Task instructions.
Find every line in the records that holds the string "aleatoria". Copy each one.

Given entries.
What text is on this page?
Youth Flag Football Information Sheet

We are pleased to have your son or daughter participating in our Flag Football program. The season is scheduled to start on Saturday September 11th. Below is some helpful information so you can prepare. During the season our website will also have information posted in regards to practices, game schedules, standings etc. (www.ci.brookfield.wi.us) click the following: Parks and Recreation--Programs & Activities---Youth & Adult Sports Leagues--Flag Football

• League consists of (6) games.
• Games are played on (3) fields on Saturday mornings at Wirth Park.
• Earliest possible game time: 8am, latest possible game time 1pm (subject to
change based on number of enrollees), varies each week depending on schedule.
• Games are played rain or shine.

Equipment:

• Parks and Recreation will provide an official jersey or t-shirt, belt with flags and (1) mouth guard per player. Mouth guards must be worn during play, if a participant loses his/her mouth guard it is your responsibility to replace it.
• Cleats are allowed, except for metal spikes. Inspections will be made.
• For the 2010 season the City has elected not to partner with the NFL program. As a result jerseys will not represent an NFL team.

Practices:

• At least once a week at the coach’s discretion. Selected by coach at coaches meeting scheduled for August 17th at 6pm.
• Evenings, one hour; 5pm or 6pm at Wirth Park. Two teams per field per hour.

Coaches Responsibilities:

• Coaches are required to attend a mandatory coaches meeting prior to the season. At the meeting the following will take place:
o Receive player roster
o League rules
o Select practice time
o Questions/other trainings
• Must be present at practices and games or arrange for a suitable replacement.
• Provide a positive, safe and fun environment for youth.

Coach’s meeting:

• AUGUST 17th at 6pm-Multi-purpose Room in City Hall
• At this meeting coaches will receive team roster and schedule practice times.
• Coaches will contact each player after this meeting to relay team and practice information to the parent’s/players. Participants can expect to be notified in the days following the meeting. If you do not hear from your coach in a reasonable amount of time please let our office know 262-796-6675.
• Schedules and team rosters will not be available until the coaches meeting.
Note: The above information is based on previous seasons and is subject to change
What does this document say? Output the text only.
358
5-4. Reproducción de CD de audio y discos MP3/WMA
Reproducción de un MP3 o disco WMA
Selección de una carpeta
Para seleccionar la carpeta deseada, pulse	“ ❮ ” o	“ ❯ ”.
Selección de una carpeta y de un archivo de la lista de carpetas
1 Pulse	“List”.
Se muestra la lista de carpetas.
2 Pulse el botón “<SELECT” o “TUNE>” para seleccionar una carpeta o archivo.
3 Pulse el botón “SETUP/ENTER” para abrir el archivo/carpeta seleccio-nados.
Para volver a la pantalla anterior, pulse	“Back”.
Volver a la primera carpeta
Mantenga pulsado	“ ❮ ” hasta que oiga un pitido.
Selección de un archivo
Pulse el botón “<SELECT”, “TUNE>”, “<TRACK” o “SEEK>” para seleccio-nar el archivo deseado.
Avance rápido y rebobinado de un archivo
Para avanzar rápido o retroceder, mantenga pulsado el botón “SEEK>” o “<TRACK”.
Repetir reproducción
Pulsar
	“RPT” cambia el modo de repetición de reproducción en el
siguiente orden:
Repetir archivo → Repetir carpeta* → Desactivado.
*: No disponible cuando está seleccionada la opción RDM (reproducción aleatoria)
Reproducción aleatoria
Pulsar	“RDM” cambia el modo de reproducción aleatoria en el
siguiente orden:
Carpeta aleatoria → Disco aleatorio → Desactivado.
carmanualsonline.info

Answer to the exercise.
*: No disponible cuando está seleccionada la opción RDM (reproducción aleatoria)
Reproducción aleatoria
Pulsar	“RDM” cambia el modo de reproducción aleatoria en el
Carpeta aleatoria → Disco aleatorio → Desactivado.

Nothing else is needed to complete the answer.